## Material provided
↓
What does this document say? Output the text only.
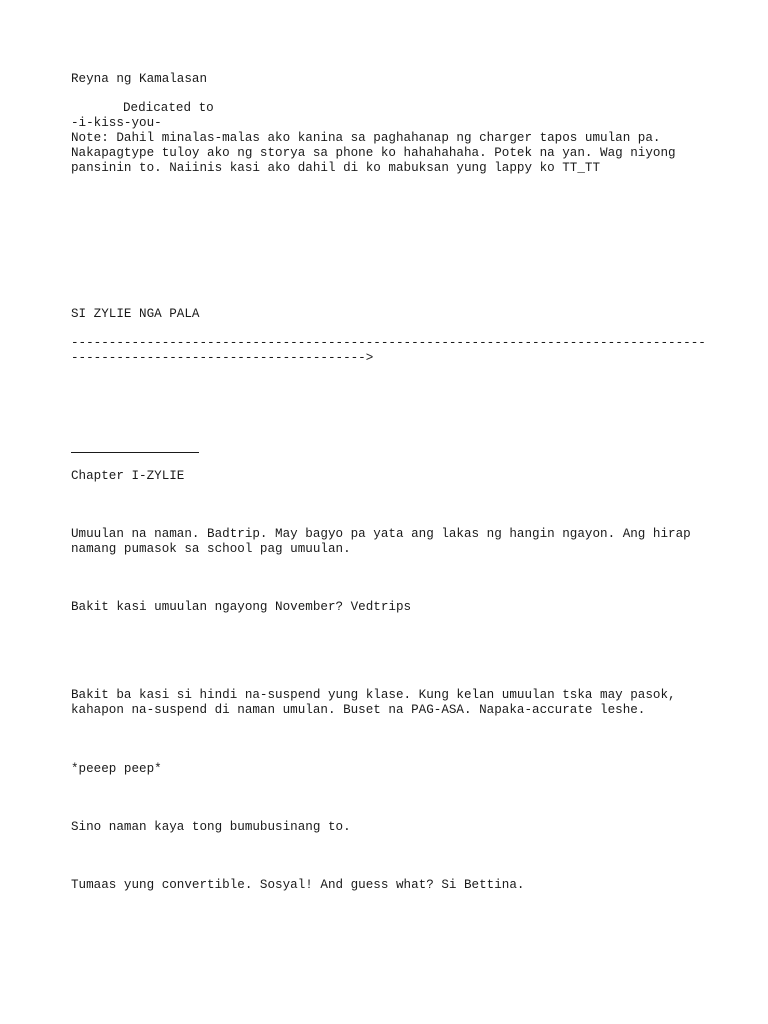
Reyna ng Kamalasan

Dedicated to

-i-kiss-you-

Note: Dahil minalas-malas ako kanina sa paghahanap ng charger tapos umulan pa.

Nakapagtype tuloy ako ng storya sa phone ko hahahahaha. Potek na yan. Wag niyong

pansinin to. Naiinis kasi ako dahil di ko mabuksan yung lappy ko TT_TT

SI ZYLIE NGA PALA

------------------------------------------------------------------------------------

--------------------------------------->

Chapter I-ZYLIE

Umuulan na naman. Badtrip. May bagyo pa yata ang lakas ng hangin ngayon. Ang hirap

namang pumasok sa school pag umuulan.

Bakit kasi umuulan ngayong November? Vedtrips

Bakit ba kasi si hindi na-suspend yung klase. Kung kelan umuulan tska may pasok,

kahapon na-suspend di naman umulan. Buset na PAG-ASA. Napaka-accurate leshe.

*peeep peep*

Sino naman kaya tong bumubusinang to.

Tumaas yung convertible. Sosyal! And guess what? Si Bettina.
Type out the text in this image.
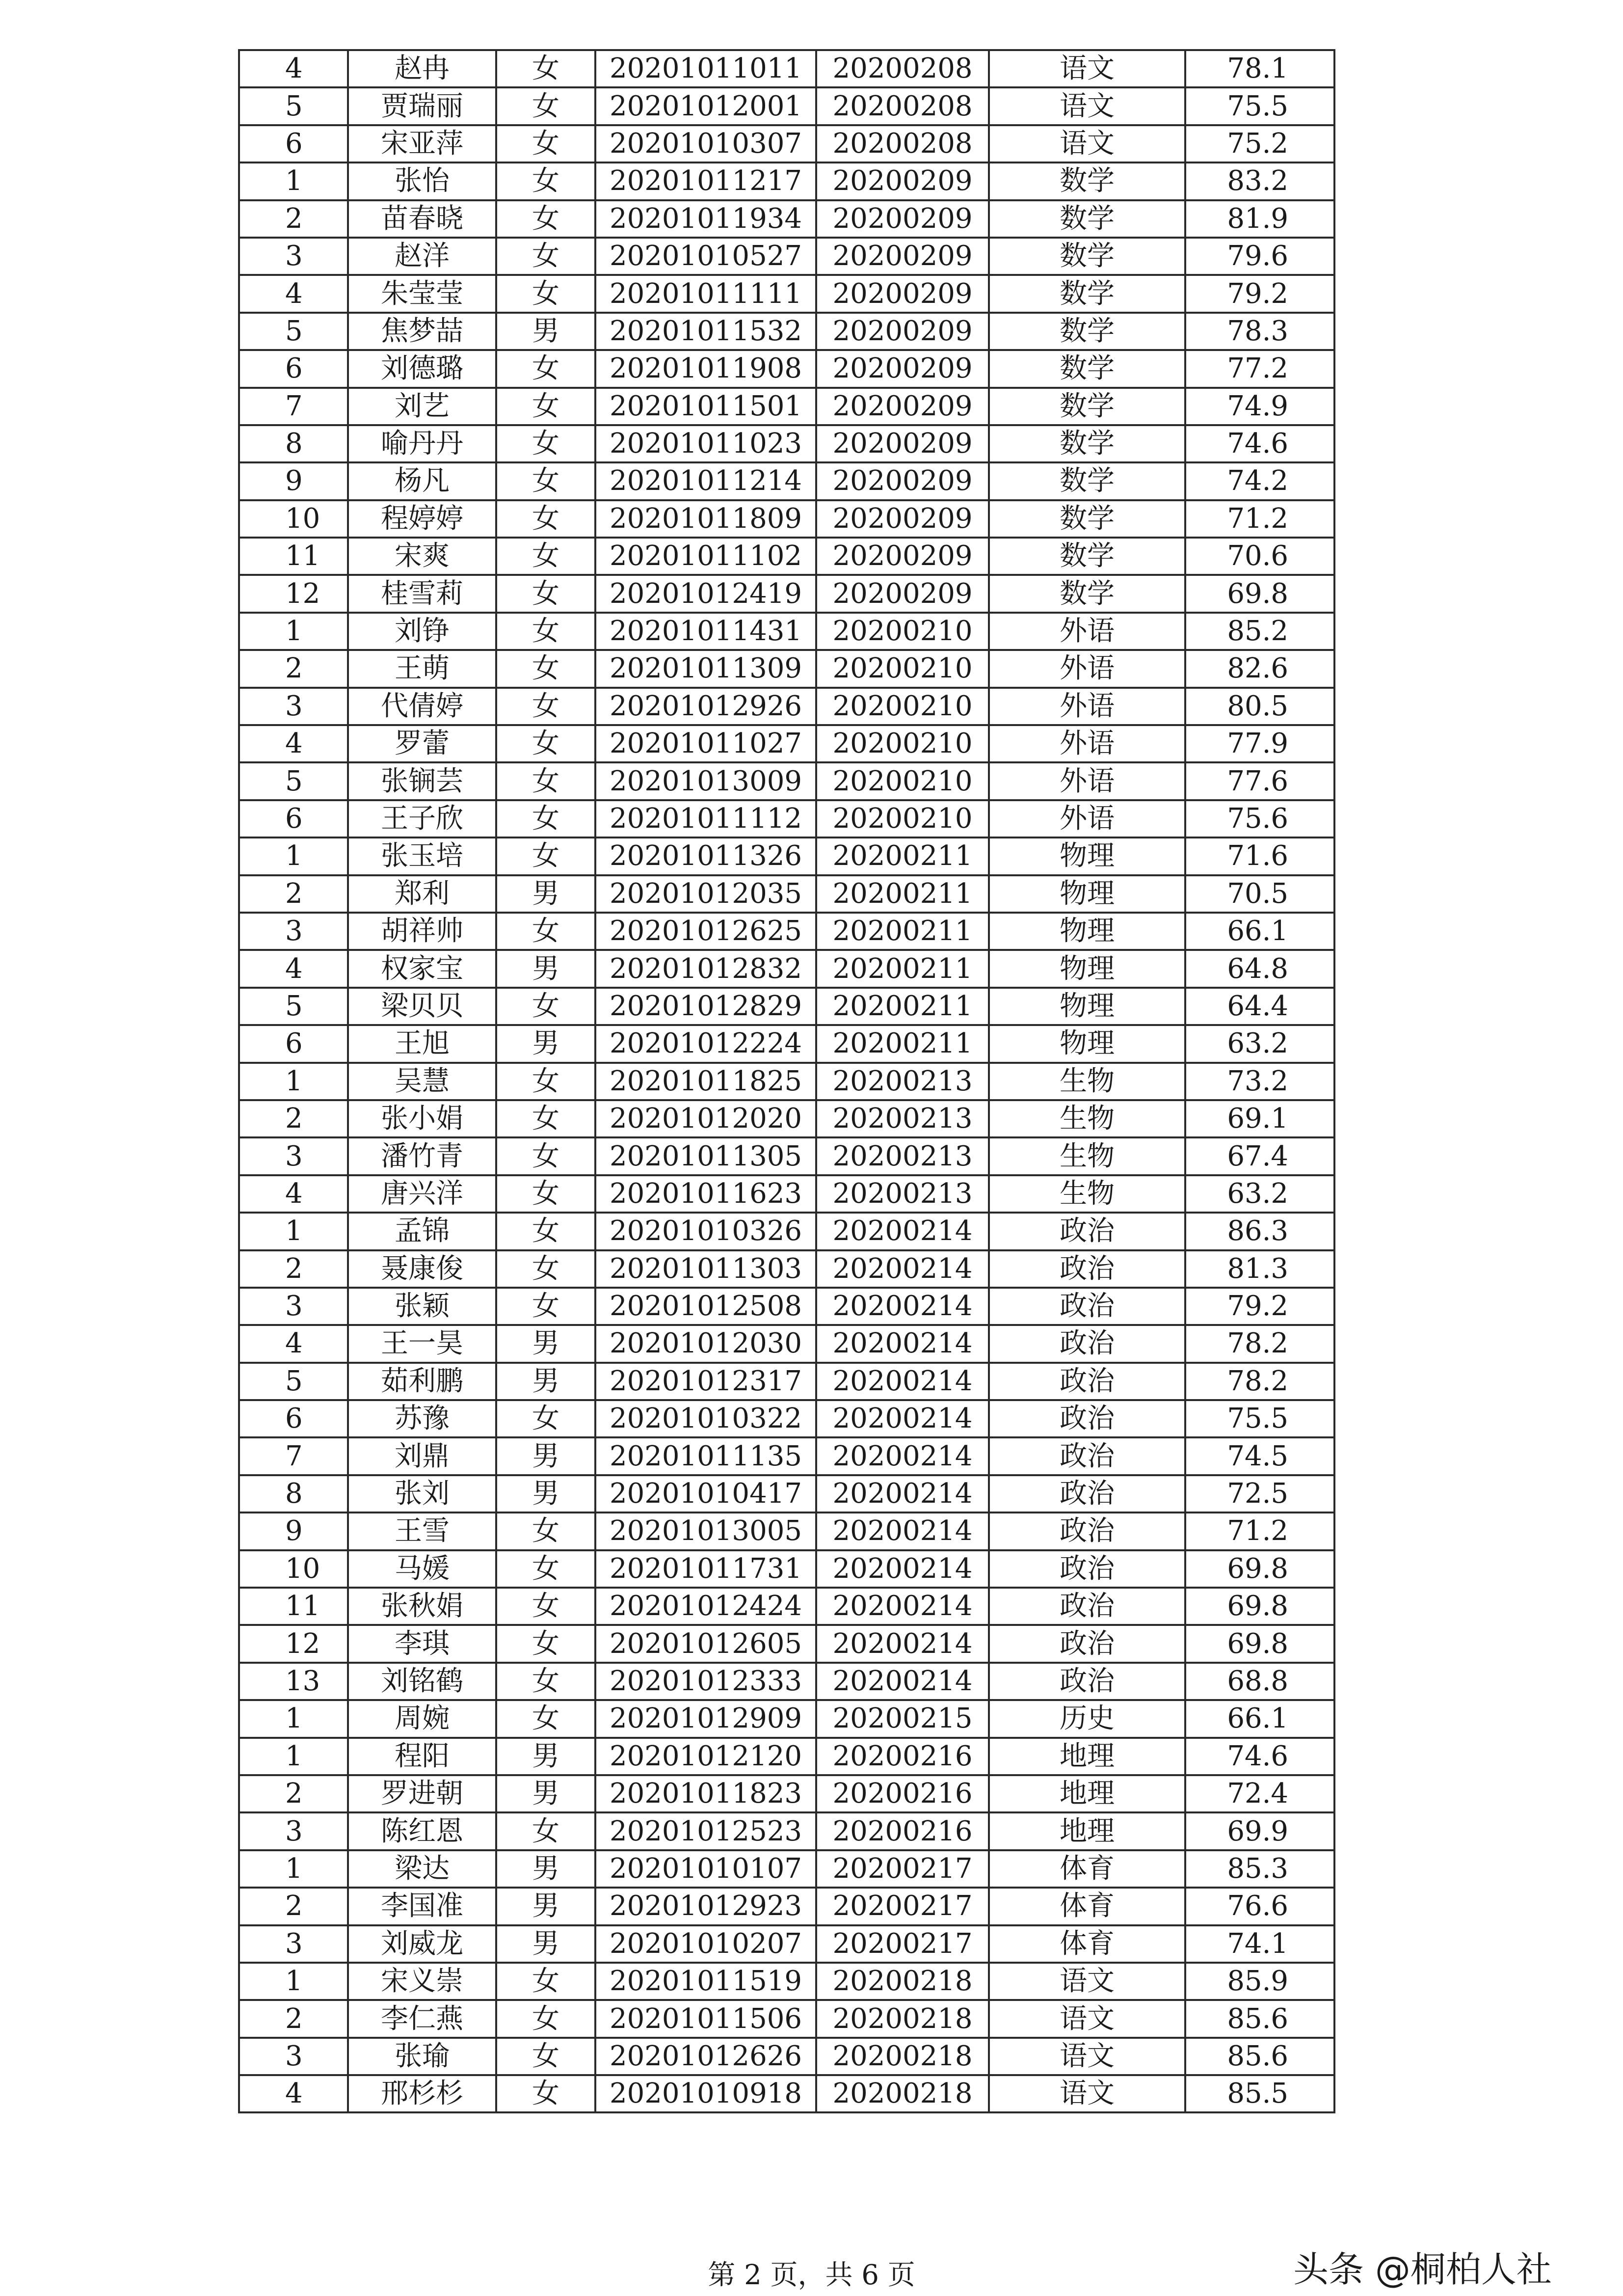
4	赵冉	女	20201011011	20200208	语文	78.1
5	贾瑞丽	女	20201012001	20200208	语文	75.5
6	宋亚萍	女	20201010307	20200208	语文	75.2
1	张怡	女	20201011217	20200209	数学	83.2
2	苗春晓	女	20201011934	20200209	数学	81.9
3	赵洋	女	20201010527	20200209	数学	79.6
4	朱莹莹	女	20201011111	20200209	数学	79.2
5	焦梦喆	男	20201011532	20200209	数学	78.3
6	刘德璐	女	20201011908	20200209	数学	77.2
7	刘艺	女	20201011501	20200209	数学	74.9
8	喻丹丹	女	20201011023	20200209	数学	74.6
9	杨凡	女	20201011214	20200209	数学	74.2
10	程婷婷	女	20201011809	20200209	数学	71.2
11	宋爽	女	20201011102	20200209	数学	70.6
12	桂雪莉	女	20201012419	20200209	数学	69.8
1	刘铮	女	20201011431	20200210	外语	85.2
2	王萌	女	20201011309	20200210	外语	82.6
3	代倩婷	女	20201012926	20200210	外语	80.5
4	罗蕾	女	20201011027	20200210	外语	77.9
5	张锎芸	女	20201013009	20200210	外语	77.6
6	王子欣	女	20201011112	20200210	外语	75.6
1	张玉培	女	20201011326	20200211	物理	71.6
2	郑利	男	20201012035	20200211	物理	70.5
3	胡祥帅	女	20201012625	20200211	物理	66.1
4	权家宝	男	20201012832	20200211	物理	64.8
5	梁贝贝	女	20201012829	20200211	物理	64.4
6	王旭	男	20201012224	20200211	物理	63.2
1	吴慧	女	20201011825	20200213	生物	73.2
2	张小娟	女	20201012020	20200213	生物	69.1
3	潘竹青	女	20201011305	20200213	生物	67.4
4	唐兴洋	女	20201011623	20200213	生物	63.2
1	孟锦	女	20201010326	20200214	政治	86.3
2	聂康俊	女	20201011303	20200214	政治	81.3
3	张颖	女	20201012508	20200214	政治	79.2
4	王一昊	男	20201012030	20200214	政治	78.2
5	茹利鹏	男	20201012317	20200214	政治	78.2
6	苏豫	女	20201010322	20200214	政治	75.5
7	刘鼎	男	20201011135	20200214	政治	74.5
8	张刘	男	20201010417	20200214	政治	72.5
9	王雪	女	20201013005	20200214	政治	71.2
10	马媛	女	20201011731	20200214	政治	69.8
11	张秋娟	女	20201012424	20200214	政治	69.8
12	李琪	女	20201012605	20200214	政治	69.8
13	刘铭鹤	女	20201012333	20200214	政治	68.8
1	周婉	女	20201012909	20200215	历史	66.1
1	程阳	男	20201012120	20200216	地理	74.6
2	罗进朝	男	20201011823	20200216	地理	72.4
3	陈红恩	女	20201012523	20200216	地理	69.9
1	梁达	男	20201010107	20200217	体育	85.3
2	李国准	男	20201012923	20200217	体育	76.6
3	刘威龙	男	20201010207	20200217	体育	74.1
1	宋义崇	女	20201011519	20200218	语文	85.9
2	李仁燕	女	20201011506	20200218	语文	85.6
3	张瑜	女	20201012626	20200218	语文	85.6
4	邢杉杉	女	20201010918	20200218	语文	85.5
第 2 页，共 6 页	头条 @桐柏人社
↑
## The problem
Identify every line where the string "umulan" appears.

## Answer to this problem
Note: Dahil minalas-malas ako kanina sa paghahanap ng charger tapos umulan pa.
kahapon na-suspend di naman umulan. Buset na PAG-ASA. Napaka-accurate leshe.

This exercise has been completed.